Data entries for graphics

==================================================

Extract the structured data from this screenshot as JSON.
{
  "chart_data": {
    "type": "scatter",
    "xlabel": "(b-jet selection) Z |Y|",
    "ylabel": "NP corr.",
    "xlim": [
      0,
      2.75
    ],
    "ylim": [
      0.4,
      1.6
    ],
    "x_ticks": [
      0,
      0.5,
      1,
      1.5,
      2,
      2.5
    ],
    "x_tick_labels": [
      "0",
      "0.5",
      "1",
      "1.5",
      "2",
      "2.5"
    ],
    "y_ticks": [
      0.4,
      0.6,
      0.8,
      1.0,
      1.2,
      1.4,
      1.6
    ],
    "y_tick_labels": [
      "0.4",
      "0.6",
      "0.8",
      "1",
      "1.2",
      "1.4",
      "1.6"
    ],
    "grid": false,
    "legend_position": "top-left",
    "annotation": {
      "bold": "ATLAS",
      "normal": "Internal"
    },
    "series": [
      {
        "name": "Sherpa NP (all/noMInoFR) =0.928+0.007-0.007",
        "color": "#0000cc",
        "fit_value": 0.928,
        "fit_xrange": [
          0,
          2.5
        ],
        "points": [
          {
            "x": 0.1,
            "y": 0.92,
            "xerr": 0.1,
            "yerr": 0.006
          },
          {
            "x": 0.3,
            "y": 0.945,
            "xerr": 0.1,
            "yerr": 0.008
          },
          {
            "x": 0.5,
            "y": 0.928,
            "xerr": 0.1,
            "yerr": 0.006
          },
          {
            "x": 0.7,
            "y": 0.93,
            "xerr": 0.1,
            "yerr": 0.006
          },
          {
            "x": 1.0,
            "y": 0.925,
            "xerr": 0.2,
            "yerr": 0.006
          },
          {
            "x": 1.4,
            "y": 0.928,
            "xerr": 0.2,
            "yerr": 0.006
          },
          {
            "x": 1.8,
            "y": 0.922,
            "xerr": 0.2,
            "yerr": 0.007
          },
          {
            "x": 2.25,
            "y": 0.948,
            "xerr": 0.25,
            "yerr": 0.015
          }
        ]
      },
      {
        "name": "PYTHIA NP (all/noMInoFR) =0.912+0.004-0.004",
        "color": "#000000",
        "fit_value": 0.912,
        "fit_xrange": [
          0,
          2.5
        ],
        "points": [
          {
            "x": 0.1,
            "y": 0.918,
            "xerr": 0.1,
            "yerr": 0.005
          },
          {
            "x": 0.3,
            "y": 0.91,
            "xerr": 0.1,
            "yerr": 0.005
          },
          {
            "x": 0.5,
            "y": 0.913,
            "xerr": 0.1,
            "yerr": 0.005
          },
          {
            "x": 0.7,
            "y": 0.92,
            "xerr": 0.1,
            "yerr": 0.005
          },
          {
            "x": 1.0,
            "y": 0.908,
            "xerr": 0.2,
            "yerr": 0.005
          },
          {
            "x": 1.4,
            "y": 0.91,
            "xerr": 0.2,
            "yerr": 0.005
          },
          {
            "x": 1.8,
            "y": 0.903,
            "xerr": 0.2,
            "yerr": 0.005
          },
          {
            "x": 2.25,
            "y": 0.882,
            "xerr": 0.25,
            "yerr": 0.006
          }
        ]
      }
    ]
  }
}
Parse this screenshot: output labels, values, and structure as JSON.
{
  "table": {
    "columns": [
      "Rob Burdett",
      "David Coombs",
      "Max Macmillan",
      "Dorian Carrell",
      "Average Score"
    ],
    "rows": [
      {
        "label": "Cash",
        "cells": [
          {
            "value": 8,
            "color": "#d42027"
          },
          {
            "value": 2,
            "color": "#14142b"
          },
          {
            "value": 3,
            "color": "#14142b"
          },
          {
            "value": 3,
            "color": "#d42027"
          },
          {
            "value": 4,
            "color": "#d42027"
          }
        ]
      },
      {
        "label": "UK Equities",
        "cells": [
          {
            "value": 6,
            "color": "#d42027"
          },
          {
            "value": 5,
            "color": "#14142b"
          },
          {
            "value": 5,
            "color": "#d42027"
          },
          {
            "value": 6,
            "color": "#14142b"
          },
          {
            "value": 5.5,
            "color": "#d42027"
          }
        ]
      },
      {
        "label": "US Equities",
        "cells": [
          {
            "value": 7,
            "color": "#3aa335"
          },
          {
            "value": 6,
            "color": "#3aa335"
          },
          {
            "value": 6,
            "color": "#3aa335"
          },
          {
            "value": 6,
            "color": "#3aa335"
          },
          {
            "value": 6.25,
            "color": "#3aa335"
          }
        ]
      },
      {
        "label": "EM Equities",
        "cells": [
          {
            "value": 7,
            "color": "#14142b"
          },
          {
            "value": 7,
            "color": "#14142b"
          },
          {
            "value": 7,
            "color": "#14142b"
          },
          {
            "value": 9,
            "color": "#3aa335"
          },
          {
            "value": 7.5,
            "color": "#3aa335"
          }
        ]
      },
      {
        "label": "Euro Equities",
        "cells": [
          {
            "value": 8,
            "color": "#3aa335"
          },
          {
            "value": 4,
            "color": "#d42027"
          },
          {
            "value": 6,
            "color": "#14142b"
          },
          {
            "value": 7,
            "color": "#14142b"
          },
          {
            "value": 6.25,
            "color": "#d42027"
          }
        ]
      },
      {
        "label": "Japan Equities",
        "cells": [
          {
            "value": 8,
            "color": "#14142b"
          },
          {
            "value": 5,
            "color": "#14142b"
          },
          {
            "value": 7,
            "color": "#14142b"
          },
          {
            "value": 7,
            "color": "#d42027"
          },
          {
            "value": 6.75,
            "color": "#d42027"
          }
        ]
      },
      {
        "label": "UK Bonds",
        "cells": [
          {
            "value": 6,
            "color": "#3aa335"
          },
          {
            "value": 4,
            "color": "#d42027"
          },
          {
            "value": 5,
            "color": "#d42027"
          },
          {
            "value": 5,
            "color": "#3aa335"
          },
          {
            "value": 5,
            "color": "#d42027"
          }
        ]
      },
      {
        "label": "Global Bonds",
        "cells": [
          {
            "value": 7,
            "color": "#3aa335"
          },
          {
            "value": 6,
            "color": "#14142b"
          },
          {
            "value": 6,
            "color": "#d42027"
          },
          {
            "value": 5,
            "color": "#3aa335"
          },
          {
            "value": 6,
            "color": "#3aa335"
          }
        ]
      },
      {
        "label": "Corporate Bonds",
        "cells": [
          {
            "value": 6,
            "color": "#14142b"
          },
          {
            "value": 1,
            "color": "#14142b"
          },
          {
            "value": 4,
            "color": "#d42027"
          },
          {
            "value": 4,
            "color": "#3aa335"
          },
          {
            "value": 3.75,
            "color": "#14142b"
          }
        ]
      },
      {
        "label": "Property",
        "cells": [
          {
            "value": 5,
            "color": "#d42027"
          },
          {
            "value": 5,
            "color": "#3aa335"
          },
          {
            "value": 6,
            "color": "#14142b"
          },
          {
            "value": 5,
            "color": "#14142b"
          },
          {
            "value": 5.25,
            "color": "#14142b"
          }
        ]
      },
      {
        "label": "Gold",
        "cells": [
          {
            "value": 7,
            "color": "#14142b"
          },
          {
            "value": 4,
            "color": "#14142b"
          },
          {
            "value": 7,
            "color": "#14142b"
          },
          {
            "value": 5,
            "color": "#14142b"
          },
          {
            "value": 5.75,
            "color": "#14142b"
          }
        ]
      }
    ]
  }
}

==================================================

Directions –
Output the entries exactly.

Task solution –
Extract the structured data from this screenshot as JSON.
{
  "chart_data": {
    "type": "scatter",
    "xlabel": "(b-jet selection) Z |Y|",
    "ylabel": "NP corr.",
    "xlim": [
      0,
      2.75
    ],
    "ylim": [
      0.4,
      1.6
    ],
    "x_ticks": [
      0,
      0.5,
      1,
      1.5,
      2,
      2.5
    ],
    "x_tick_labels": [
      "0",
      "0.5",
      "1",
      "1.5",
      "2",
      "2.5"
    ],
    "y_ticks": [
      0.4,
      0.6,
      0.8,
      1.0,
      1.2,
      1.4,
      1.6
    ],
    "y_tick_labels": [
      "0.4",
      "0.6",
      "0.8",
      "1",
      "1.2",
      "1.4",
      "1.6"
    ],
    "grid": false,
    "legend_position": "top-left",
    "annotation": {
      "bold": "ATLAS",
      "normal": "Internal"
    },
    "series": [
      {
        "name": "Sherpa NP (all/noMInoFR) =0.928+0.007-0.007",
        "color": "#0000cc",
        "fit_value": 0.928,
        "fit_xrange": [
          0,
          2.5
        ],
        "points": [
          {
            "x": 0.1,
            "y": 0.92,
            "xerr": 0.1,
            "yerr": 0.006
          },
          {
            "x": 0.3,
            "y": 0.945,
            "xerr": 0.1,
            "yerr": 0.008
          },
          {
            "x": 0.5,
            "y": 0.928,
            "xerr": 0.1,
            "yerr": 0.006
          },
          {
            "x": 0.7,
            "y": 0.93,
            "xerr": 0.1,
            "yerr": 0.006
          },
          {
            "x": 1.0,
            "y": 0.925,
            "xerr": 0.2,
            "yerr": 0.006
          },
          {
            "x": 1.4,
            "y": 0.928,
            "xerr": 0.2,
            "yerr": 0.006
          },
          {
            "x": 1.8,
            "y": 0.922,
            "xerr": 0.2,
            "yerr": 0.007
          },
          {
            "x": 2.25,
            "y": 0.948,
            "xerr": 0.25,
            "yerr": 0.015
          }
        ]
      },
      {
        "name": "PYTHIA NP (all/noMInoFR) =0.912+0.004-0.004",
        "color": "#000000",
        "fit_value": 0.912,
        "fit_xrange": [
          0,
          2.5
        ],
        "points": [
          {
            "x": 0.1,
            "y": 0.918,
            "xerr": 0.1,
            "yerr": 0.005
          },
          {
            "x": 0.3,
            "y": 0.91,
            "xerr": 0.1,
            "yerr": 0.005
          },
          {
            "x": 0.5,
            "y": 0.913,
            "xerr": 0.1,
            "yerr": 0.005
          },
          {
            "x": 0.7,
            "y": 0.92,
            "xerr": 0.1,
            "yerr": 0.005
          },
          {
            "x": 1.0,
            "y": 0.908,
            "xerr": 0.2,
            "yerr": 0.005
          },
          {
            "x": 1.4,
            "y": 0.91,
            "xerr": 0.2,
            "yerr": 0.005
          },
          {
            "x": 1.8,
            "y": 0.903,
            "xerr": 0.2,
            "yerr": 0.005
          },
          {
            "x": 2.25,
            "y": 0.882,
            "xerr": 0.25,
            "yerr": 0.006
          }
        ]
      }
    ]
  }
}
Parse this screenshot: output labels, values, and structure as JSON.
{
  "table": {
    "columns": [
      "Rob Burdett",
      "David Coombs",
      "Max Macmillan",
      "Dorian Carrell",
      "Average Score"
    ],
    "rows": [
      {
        "label": "Cash",
        "cells": [
          {
            "value": 8,
            "color": "#d42027"
          },
          {
            "value": 2,
            "color": "#14142b"
          },
          {
            "value": 3,
            "color": "#14142b"
          },
          {
            "value": 3,
            "color": "#d42027"
          },
          {
            "value": 4,
            "color": "#d42027"
          }
        ]
      },
      {
        "label": "UK Equities",
        "cells": [
          {
            "value": 6,
            "color": "#d42027"
          },
          {
            "value": 5,
            "color": "#14142b"
          },
          {
            "value": 5,
            "color": "#d42027"
          },
          {
            "value": 6,
            "color": "#14142b"
          },
          {
            "value": 5.5,
            "color": "#d42027"
          }
        ]
      },
      {
        "label": "US Equities",
        "cells": [
          {
            "value": 7,
            "color": "#3aa335"
          },
          {
            "value": 6,
            "color": "#3aa335"
          },
          {
            "value": 6,
            "color": "#3aa335"
          },
          {
            "value": 6,
            "color": "#3aa335"
          },
          {
            "value": 6.25,
            "color": "#3aa335"
          }
        ]
      },
      {
        "label": "EM Equities",
        "cells": [
          {
            "value": 7,
            "color": "#14142b"
          },
          {
            "value": 7,
            "color": "#14142b"
          },
          {
            "value": 7,
            "color": "#14142b"
          },
          {
            "value": 9,
            "color": "#3aa335"
          },
          {
            "value": 7.5,
            "color": "#3aa335"
          }
        ]
      },
      {
        "label": "Euro Equities",
        "cells": [
          {
            "value": 8,
            "color": "#3aa335"
          },
          {
            "value": 4,
            "color": "#d42027"
          },
          {
            "value": 6,
            "color": "#14142b"
          },
          {
            "value": 7,
            "color": "#14142b"
          },
          {
            "value": 6.25,
            "color": "#d42027"
          }
        ]
      },
      {
        "label": "Japan Equities",
        "cells": [
          {
            "value": 8,
            "color": "#14142b"
          },
          {
            "value": 5,
            "color": "#14142b"
          },
          {
            "value": 7,
            "color": "#14142b"
          },
          {
            "value": 7,
            "color": "#d42027"
          },
          {
            "value": 6.75,
            "color": "#d42027"
          }
        ]
      },
      {
        "label": "UK Bonds",
        "cells": [
          {
            "value": 6,
            "color": "#3aa335"
          },
          {
            "value": 4,
            "color": "#d42027"
          },
          {
            "value": 5,
            "color": "#d42027"
          },
          {
            "value": 5,
            "color": "#3aa335"
          },
          {
            "value": 5,
            "color": "#d42027"
          }
        ]
      },
      {
        "label": "Global Bonds",
        "cells": [
          {
            "value": 7,
            "color": "#3aa335"
          },
          {
            "value": 6,
            "color": "#14142b"
          },
          {
            "value": 6,
            "color": "#d42027"
          },
          {
            "value": 5,
            "color": "#3aa335"
          },
          {
            "value": 6,
            "color": "#3aa335"
          }
        ]
      },
      {
        "label": "Corporate Bonds",
        "cells": [
          {
            "value": 6,
            "color": "#14142b"
          },
          {
            "value": 1,
            "color": "#14142b"
          },
          {
            "value": 4,
            "color": "#d42027"
          },
          {
            "value": 4,
            "color": "#3aa335"
          },
          {
            "value": 3.75,
            "color": "#14142b"
          }
        ]
      },
      {
        "label": "Property",
        "cells": [
          {
            "value": 5,
            "color": "#d42027"
          },
          {
            "value": 5,
            "color": "#3aa335"
          },
          {
            "value": 6,
            "color": "#14142b"
          },
          {
            "value": 5,
            "color": "#14142b"
          },
          {
            "value": 5.25,
            "color": "#14142b"
          }
        ]
      },
      {
        "label": "Gold",
        "cells": [
          {
            "value": 7,
            "color": "#14142b"
          },
          {
            "value": 4,
            "color": "#14142b"
          },
          {
            "value": 7,
            "color": "#14142b"
          },
          {
            "value": 5,
            "color": "#14142b"
          },
          {
            "value": 5.75,
            "color": "#14142b"
          }
        ]
      }
    ]
  }
}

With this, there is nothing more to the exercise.